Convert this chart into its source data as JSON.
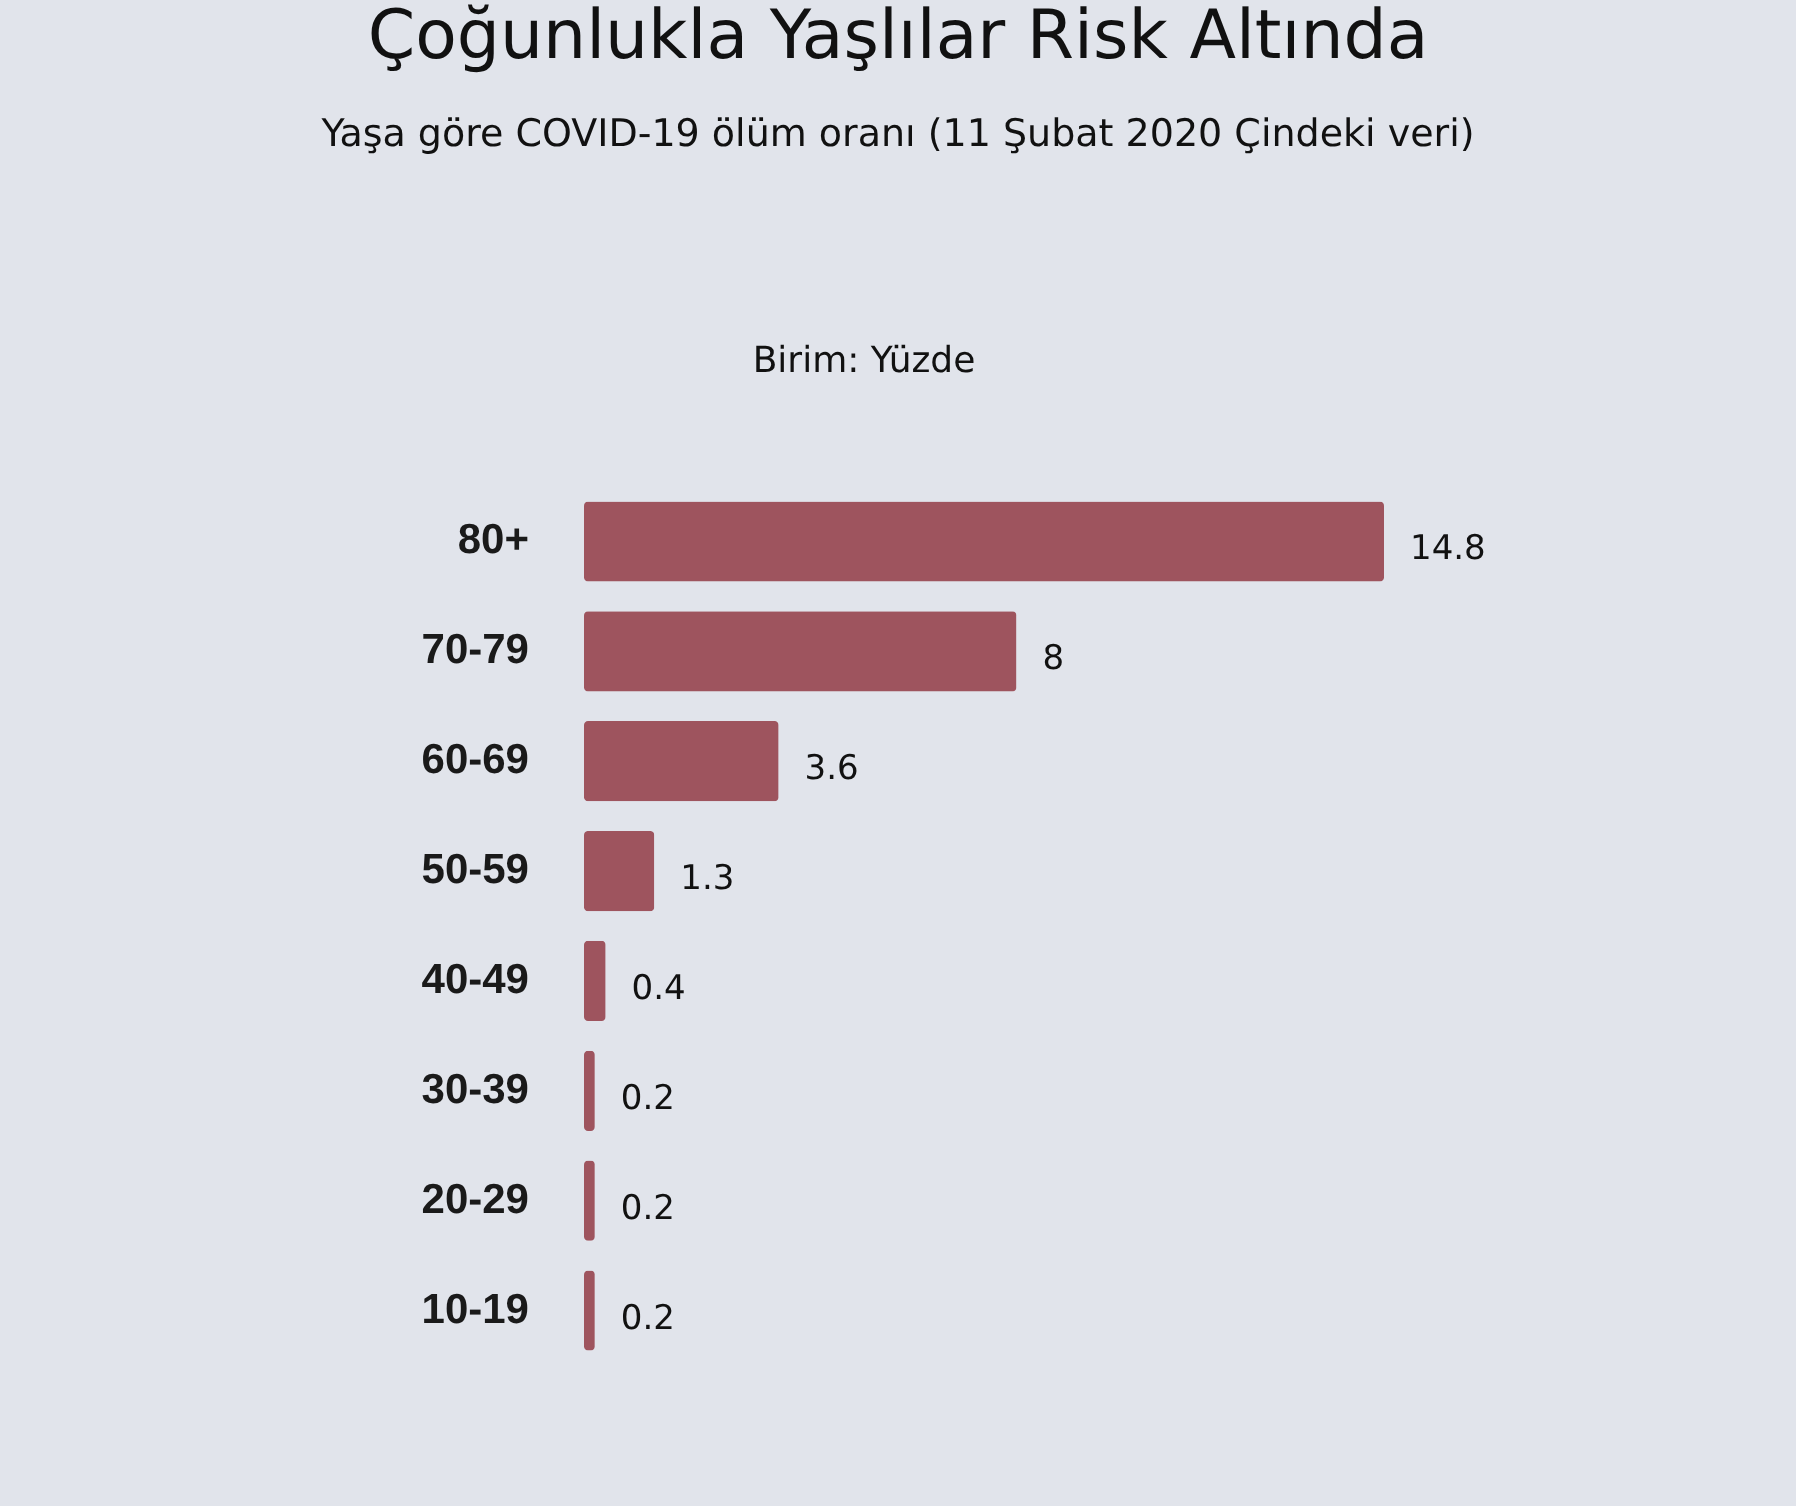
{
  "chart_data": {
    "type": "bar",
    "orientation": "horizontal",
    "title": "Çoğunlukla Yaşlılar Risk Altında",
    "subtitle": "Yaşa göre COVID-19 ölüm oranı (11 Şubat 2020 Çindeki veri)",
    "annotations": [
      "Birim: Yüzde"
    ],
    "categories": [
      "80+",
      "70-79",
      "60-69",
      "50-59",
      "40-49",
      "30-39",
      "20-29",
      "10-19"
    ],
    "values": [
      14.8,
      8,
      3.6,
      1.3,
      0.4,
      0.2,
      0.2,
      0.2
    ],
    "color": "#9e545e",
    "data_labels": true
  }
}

━━━━━━━━

→ REQUIRED TASK
Set down every record once more, word for word, without pictures.

→ WRITTEN SOLUTION
Convert this chart into its source data as JSON.
{
  "chart_data": {
    "type": "bar",
    "orientation": "horizontal",
    "title": "Çoğunlukla Yaşlılar Risk Altında",
    "subtitle": "Yaşa göre COVID-19 ölüm oranı (11 Şubat 2020 Çindeki veri)",
    "annotations": [
      "Birim: Yüzde"
    ],
    "categories": [
      "80+",
      "70-79",
      "60-69",
      "50-59",
      "40-49",
      "30-39",
      "20-29",
      "10-19"
    ],
    "values": [
      14.8,
      8,
      3.6,
      1.3,
      0.4,
      0.2,
      0.2,
      0.2
    ],
    "color": "#9e545e",
    "data_labels": true
  }
}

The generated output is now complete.